Задания
1. Определите, согласуются ли с отрывком о памятнике Мультатули три утверждения: (а) скульптура отлита из бронзы в виде дубового листа; (б) возле памятника установлены таблички со сведениями об Эдварде Деккере; (в) на воде канала спали белые чайки и утки. На каждое ответьте «да» или «нет» и дословно приведите решающие слова отрывка.
2. Выпишите без изменений часть отрывка о памятнике Мультатули, начиная со слов «Скульптура была откована» и заканчивая словами «спящие на воде.».

Скульптура была откована из меди в виде кленового листа и вся уже озеленела под лист летнего налива, покрылась купоросной плесенью, по стокам и завалам совсем отемнелой. Кто-то, скорее всего садовник или дворник, обмел скульптуру мягкой, просяной или тростниковой метлою — на медном пояске, в который острием листа упиралась скульптура, читалось отчетливо: «МУЛЬТАТУЛИ».
Более никаких здесь сведений об Эдварде Деккере не содержалось, ни столбиков, ни табличек, ни загороди, ни велеречивых слов, даже скамеек никаких не было, только мостик да недвижный канал с пестро в нем плавающей листвой, да белые чайки и утки, спящие на воде.
«И правильно! — думал я, — зачем национальному герою или родному дитю писать паспортные данные на могиле — его и так должны знать, любить и помнить…»
Я долго всматривался в оплывший зеленью памятник. Неяркое освещение, нападавшие листы усиливали мотив одиночества этого человека-скитальца, как бы укрывшегося в тень и гущу деревьев от людей и городского шума. Благородные черты усталого, испитого лица с темными от зелени, почти уже почерневшими глазами, притемненные А усы и узкая, клинышком борода придавали скульптуре вид древней, покорной молчаливости, но сквозь наслоения окиси, сквозь толщу листьев на плечах и на голове блестками просверкивала яркая медь, мокро блестело слово «МУЛЬТАТУЛИ», как бессмертное дыхание неугасающего, хоть и умолкшего времени.
«МУЛЬТАТУЛИ», — как сказано в энциклопедическом словаре, показавший правдиво в своих романах, в новеллах и сказках угнетение коренного населения в голландских колониях, обличавший преступления капиталистов и колонизаторов, призывавший к свержению власти и угнетателей, разделявший муки с миром и людьми, был нестираемым напоминанием о том, что все благополучие, покой и сытость этой страны оплачены и его жизнью, его мученической судьбой, тяжким трудом, и если страданий Мультатули не хватило для того, чтобы избавить всех людей в мире от несчастий, то пусть на его место придут более сильные, более отважные, самоотверженные и спасут этот мир, помогут всем людям жить счастливее. Благодарное человечество поставит им более величественные памятники на самых освещенных площадях, на шумных улицах. Его же место здесь, на берегу заросшего канала, возле родного мостика, с любовью отлитого и установленного его земляками.

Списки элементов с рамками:
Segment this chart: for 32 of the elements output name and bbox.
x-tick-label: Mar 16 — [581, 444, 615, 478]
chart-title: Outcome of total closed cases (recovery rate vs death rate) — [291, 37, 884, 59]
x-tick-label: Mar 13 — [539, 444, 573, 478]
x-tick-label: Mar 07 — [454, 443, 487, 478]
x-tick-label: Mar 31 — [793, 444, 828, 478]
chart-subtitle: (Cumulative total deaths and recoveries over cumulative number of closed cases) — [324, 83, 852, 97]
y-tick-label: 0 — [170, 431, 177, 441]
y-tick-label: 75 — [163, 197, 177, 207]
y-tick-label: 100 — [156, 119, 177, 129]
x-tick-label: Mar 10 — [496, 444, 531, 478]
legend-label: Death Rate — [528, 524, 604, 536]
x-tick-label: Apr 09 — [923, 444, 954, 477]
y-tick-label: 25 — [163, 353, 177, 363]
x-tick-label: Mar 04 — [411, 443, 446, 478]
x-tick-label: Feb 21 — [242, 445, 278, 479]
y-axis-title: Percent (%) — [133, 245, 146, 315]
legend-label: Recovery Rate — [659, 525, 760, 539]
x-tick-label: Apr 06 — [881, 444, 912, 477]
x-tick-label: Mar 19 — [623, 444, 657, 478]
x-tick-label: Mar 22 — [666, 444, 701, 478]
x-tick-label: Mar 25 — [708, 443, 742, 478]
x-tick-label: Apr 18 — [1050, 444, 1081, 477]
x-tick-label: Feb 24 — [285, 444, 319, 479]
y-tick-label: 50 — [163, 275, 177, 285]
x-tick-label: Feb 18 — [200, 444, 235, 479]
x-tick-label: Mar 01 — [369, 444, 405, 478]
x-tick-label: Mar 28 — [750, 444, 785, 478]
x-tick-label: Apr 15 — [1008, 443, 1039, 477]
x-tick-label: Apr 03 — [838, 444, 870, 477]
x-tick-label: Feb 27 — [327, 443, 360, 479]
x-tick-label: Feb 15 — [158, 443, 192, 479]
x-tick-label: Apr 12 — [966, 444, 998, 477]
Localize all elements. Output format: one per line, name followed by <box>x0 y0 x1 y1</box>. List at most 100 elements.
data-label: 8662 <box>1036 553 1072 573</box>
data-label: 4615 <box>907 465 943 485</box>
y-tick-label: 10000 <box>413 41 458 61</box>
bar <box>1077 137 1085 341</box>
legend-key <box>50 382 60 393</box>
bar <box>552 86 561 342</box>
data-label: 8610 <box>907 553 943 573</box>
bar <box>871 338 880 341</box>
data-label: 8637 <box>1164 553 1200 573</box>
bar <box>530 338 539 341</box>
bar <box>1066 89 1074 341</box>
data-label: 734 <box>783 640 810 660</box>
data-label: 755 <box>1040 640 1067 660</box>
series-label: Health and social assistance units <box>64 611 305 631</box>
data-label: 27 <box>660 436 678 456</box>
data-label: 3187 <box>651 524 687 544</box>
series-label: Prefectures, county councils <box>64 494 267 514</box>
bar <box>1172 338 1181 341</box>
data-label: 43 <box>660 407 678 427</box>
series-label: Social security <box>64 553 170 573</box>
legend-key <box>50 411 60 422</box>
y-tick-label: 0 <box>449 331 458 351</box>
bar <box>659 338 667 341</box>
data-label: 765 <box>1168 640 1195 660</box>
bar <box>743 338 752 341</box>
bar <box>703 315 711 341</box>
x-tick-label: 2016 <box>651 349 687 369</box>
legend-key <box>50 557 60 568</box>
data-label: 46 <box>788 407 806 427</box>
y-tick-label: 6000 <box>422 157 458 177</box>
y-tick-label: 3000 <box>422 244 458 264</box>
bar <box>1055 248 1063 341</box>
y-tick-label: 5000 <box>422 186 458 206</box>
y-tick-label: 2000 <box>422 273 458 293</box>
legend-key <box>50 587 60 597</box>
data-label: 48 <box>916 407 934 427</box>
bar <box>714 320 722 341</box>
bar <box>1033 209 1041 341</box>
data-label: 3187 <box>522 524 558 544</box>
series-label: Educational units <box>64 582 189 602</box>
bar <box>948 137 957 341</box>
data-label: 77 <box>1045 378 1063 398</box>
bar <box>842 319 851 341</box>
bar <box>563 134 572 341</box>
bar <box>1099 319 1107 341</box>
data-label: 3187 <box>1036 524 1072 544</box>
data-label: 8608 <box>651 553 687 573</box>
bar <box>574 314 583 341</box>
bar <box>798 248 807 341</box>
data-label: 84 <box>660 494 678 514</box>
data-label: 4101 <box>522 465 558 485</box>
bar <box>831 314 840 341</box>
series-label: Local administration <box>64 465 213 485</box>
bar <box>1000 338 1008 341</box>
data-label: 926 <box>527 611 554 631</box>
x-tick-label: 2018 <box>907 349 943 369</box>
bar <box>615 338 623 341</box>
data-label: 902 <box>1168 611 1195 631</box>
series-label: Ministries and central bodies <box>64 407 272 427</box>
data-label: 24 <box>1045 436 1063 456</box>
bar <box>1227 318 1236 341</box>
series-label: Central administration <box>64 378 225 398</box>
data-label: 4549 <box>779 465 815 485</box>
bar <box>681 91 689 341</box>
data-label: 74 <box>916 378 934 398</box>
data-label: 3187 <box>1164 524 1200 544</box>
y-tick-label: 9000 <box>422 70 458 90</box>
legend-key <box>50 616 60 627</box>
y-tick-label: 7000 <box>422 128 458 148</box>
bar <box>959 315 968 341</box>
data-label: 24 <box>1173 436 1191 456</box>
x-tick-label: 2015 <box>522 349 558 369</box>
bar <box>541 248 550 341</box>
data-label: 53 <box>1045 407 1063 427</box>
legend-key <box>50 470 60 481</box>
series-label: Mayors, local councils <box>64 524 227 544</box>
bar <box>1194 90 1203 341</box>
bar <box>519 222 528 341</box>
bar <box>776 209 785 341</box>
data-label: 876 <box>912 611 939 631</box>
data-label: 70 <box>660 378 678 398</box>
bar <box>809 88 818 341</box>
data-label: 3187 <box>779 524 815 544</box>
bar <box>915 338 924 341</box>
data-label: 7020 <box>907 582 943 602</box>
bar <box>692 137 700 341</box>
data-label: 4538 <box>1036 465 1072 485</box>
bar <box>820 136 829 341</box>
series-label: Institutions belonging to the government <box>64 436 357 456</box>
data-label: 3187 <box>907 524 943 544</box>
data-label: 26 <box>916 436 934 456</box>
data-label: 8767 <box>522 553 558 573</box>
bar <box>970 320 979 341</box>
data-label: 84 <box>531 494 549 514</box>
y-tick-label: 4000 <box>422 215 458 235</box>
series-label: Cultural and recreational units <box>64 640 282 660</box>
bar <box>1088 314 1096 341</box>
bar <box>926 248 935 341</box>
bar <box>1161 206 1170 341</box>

Ответы
1.
(а) Нет: «Скульптура была откована из меди в виде кленового листа».
(б) Нет: «Более никаких здесь сведений об Эдварде Деккере не содержалось, ни столбиков, ни табличек».
(в) Да: «да белые чайки и утки, спящие на воде».

2.
Скульптура была откована из меди в виде кленового листа и вся уже озеленела под лист летнего налива, покрылась купоросной плесенью, по стокам и завалам совсем отемнелой. Кто-то, скорее всего садовник или дворник, обмел скульптуру мягкой, просяной или тростниковой метлою — на медном пояске, в который острием листа упиралась скульптура, читалось отчетливо: «МУЛЬТАТУЛИ».
Более никаких здесь сведений об Эдварде Деккере не содержалось, ни столбиков, ни табличек, ни загороди, ни велеречивых слов, даже скамеек никаких не было, только мостик да недвижный канал с пестро в нем плавающей листвой, да белые чайки и утки, спящие на воде.